What the exercise asks
Rewrite everything from the row containing "Point (97, 558, 120, 572)" down to the row containing "Point (183, 574, 205, 589)", both included, as a numbered list, omitting any blank lines.

Records supplied
·····

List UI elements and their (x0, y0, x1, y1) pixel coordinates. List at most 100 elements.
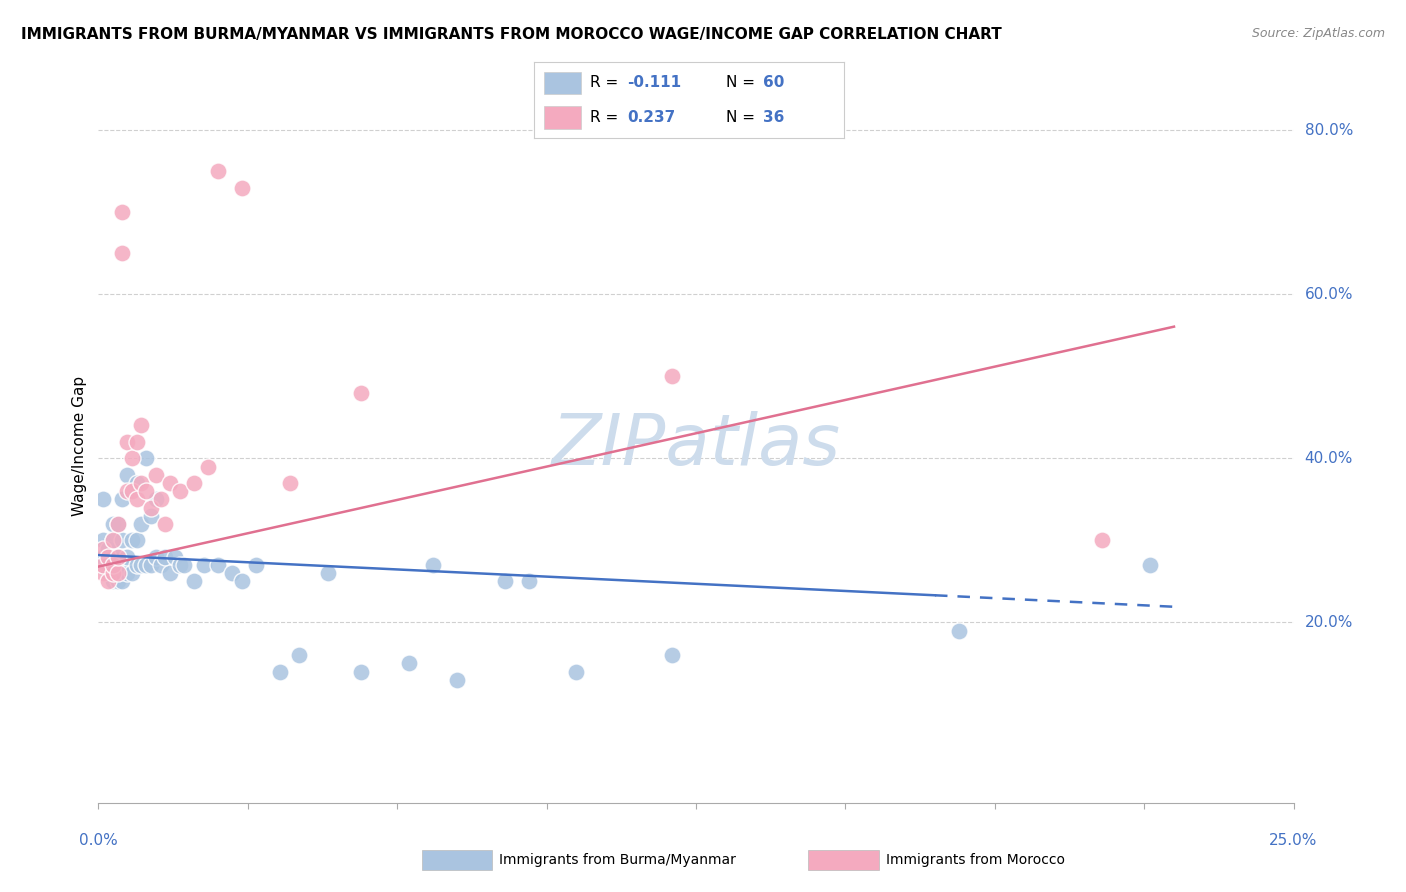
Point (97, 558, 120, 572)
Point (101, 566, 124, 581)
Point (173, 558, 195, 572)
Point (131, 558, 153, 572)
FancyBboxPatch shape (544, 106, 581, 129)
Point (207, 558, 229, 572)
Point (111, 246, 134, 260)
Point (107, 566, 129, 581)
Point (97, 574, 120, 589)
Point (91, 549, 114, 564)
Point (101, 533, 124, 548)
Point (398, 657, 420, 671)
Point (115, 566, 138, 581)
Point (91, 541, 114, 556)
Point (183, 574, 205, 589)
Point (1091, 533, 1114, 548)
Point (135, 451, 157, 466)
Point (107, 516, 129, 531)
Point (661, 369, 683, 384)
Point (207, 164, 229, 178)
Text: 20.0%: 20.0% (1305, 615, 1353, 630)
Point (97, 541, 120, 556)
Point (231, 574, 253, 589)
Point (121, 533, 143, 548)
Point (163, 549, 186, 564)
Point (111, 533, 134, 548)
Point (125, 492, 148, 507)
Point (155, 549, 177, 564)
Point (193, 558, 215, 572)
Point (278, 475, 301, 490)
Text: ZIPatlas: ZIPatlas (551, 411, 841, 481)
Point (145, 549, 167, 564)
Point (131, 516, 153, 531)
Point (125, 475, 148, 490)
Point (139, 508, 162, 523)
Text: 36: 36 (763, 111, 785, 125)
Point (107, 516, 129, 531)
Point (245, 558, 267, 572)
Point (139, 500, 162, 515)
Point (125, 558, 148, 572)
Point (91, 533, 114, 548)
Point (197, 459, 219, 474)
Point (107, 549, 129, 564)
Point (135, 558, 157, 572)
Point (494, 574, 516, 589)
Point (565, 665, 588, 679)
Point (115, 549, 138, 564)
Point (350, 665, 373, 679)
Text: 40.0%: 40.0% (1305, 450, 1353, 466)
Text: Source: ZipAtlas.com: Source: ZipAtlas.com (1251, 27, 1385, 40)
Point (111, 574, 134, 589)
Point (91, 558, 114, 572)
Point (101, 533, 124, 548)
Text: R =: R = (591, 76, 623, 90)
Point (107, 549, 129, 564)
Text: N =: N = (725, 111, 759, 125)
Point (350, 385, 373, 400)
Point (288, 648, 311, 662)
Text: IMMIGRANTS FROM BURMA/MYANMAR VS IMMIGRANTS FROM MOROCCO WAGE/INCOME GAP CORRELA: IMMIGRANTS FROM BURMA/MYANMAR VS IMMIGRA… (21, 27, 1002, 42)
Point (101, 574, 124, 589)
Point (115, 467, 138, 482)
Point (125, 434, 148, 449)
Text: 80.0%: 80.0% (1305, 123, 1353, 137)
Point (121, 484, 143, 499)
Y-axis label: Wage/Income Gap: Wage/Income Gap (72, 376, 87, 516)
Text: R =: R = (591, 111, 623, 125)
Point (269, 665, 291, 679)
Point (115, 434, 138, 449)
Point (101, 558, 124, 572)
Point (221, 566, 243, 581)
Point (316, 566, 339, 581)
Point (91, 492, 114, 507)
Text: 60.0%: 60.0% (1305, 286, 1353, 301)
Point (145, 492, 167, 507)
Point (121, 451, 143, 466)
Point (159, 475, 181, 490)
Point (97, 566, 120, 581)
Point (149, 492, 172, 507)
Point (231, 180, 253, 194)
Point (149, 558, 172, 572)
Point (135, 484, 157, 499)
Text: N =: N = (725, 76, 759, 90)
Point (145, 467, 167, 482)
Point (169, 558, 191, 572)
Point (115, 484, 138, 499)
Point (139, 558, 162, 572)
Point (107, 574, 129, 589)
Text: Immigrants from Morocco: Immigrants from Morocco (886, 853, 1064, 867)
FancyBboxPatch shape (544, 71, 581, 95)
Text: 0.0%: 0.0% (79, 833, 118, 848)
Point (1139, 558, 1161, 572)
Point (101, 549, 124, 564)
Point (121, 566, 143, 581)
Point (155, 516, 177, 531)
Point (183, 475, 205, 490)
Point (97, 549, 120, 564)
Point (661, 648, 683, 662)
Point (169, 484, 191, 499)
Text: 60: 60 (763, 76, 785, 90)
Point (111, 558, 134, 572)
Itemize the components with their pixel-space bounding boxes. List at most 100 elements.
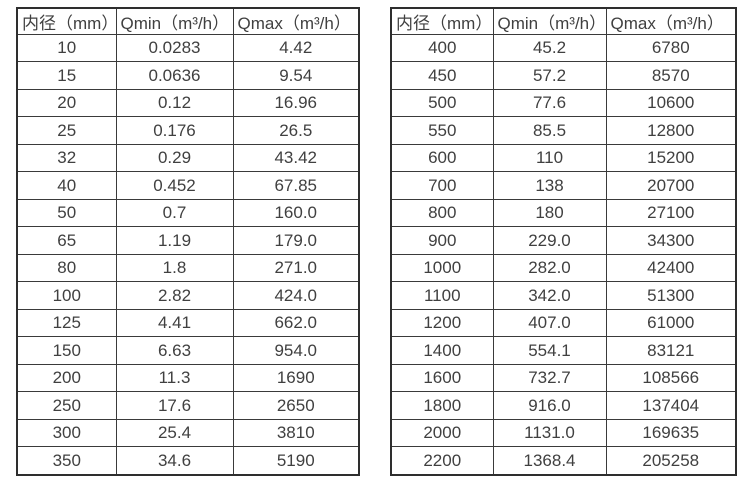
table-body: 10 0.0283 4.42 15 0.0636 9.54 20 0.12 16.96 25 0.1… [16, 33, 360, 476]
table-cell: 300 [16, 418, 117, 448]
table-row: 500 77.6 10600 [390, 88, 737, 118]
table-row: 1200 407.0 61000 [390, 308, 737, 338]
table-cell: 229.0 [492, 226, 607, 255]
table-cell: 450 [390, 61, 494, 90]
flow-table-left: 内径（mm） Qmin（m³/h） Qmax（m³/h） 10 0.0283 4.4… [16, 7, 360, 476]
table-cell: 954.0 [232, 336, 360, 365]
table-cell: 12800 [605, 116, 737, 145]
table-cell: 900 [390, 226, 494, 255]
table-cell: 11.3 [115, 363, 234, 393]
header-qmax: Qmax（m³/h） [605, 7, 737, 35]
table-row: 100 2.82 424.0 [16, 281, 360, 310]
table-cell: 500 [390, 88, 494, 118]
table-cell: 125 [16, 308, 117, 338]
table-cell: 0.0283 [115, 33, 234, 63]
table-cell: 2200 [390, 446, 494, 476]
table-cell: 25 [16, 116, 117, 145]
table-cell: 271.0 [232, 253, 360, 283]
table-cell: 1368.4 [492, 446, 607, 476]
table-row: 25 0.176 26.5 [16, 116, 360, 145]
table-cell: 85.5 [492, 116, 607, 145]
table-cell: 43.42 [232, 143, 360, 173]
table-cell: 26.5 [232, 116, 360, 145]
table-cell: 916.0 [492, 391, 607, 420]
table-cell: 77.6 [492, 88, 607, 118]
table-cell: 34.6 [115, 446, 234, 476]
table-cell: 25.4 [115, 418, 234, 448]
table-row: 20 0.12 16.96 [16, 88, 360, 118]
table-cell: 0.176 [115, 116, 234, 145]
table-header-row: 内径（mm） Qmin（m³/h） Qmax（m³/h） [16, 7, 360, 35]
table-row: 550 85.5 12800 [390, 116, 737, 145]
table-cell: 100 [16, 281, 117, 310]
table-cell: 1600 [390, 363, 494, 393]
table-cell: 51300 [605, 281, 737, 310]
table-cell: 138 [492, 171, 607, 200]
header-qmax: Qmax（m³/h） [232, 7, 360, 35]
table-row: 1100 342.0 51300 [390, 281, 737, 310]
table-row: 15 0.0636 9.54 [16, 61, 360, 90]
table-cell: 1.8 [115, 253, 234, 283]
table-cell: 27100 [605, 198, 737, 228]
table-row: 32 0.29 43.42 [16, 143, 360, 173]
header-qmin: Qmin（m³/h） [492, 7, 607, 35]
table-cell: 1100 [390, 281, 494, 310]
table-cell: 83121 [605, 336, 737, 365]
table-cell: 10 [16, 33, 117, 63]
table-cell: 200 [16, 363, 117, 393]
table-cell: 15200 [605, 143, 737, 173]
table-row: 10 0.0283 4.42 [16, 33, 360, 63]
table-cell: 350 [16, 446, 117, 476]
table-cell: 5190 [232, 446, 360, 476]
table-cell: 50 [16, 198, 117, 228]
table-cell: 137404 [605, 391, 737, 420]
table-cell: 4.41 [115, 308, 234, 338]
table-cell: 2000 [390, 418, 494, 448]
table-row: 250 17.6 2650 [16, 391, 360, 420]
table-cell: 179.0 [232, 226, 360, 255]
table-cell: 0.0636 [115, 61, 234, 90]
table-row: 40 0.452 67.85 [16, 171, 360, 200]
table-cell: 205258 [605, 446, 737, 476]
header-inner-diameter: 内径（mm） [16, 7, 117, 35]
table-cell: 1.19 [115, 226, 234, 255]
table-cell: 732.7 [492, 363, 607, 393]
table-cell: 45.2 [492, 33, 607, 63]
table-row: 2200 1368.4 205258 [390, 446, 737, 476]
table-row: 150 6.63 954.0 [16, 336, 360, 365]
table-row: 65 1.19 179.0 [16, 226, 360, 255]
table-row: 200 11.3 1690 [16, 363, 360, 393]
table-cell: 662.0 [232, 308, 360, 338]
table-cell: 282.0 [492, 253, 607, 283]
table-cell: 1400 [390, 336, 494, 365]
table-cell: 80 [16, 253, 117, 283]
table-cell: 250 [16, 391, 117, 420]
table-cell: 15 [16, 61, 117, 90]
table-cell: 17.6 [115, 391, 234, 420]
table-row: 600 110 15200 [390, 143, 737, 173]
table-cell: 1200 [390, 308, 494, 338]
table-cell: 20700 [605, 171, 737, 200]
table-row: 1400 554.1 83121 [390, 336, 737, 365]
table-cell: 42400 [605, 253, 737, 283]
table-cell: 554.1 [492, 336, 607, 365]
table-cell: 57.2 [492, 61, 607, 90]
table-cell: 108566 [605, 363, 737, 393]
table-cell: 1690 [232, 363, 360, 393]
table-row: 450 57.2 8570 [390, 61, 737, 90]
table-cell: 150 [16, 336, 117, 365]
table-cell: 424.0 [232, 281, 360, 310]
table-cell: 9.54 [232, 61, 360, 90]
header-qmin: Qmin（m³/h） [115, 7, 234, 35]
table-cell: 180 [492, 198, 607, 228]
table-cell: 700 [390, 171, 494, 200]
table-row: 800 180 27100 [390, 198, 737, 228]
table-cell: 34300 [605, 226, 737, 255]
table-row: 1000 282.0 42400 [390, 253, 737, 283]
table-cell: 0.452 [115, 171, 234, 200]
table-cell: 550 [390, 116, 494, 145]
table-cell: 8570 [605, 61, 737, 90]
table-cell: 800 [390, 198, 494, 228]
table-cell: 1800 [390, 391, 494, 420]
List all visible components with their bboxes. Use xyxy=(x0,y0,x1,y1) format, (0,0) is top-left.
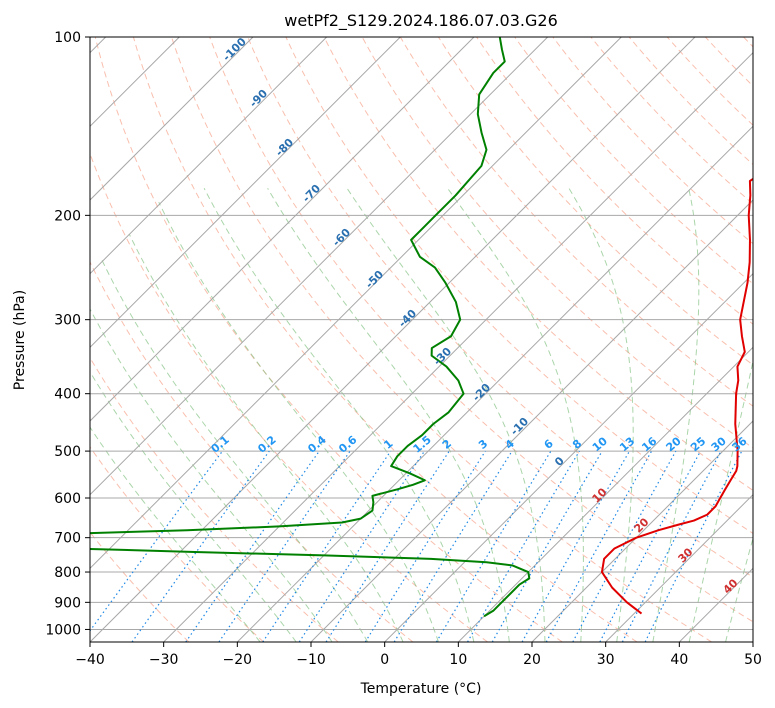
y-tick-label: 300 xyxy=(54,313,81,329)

·····

Result below
1. Point (97, 558, 120, 572)
2. Point (101, 566, 124, 581)
3. Point (173, 558, 195, 572)
4. Point (131, 558, 153, 572)
5. FancyBboxPatch shape (544, 106, 581, 129)
6. Point (207, 558, 229, 572)
7. Point (111, 246, 134, 260)
8. Point (107, 566, 129, 581)
9. Point (97, 574, 120, 589)
10. Point (91, 549, 114, 564)
11. Point (101, 533, 124, 548)
12. Point (398, 657, 420, 671)
13. Point (115, 566, 138, 581)
14. Point (91, 541, 114, 556)
15. Point (183, 574, 205, 589)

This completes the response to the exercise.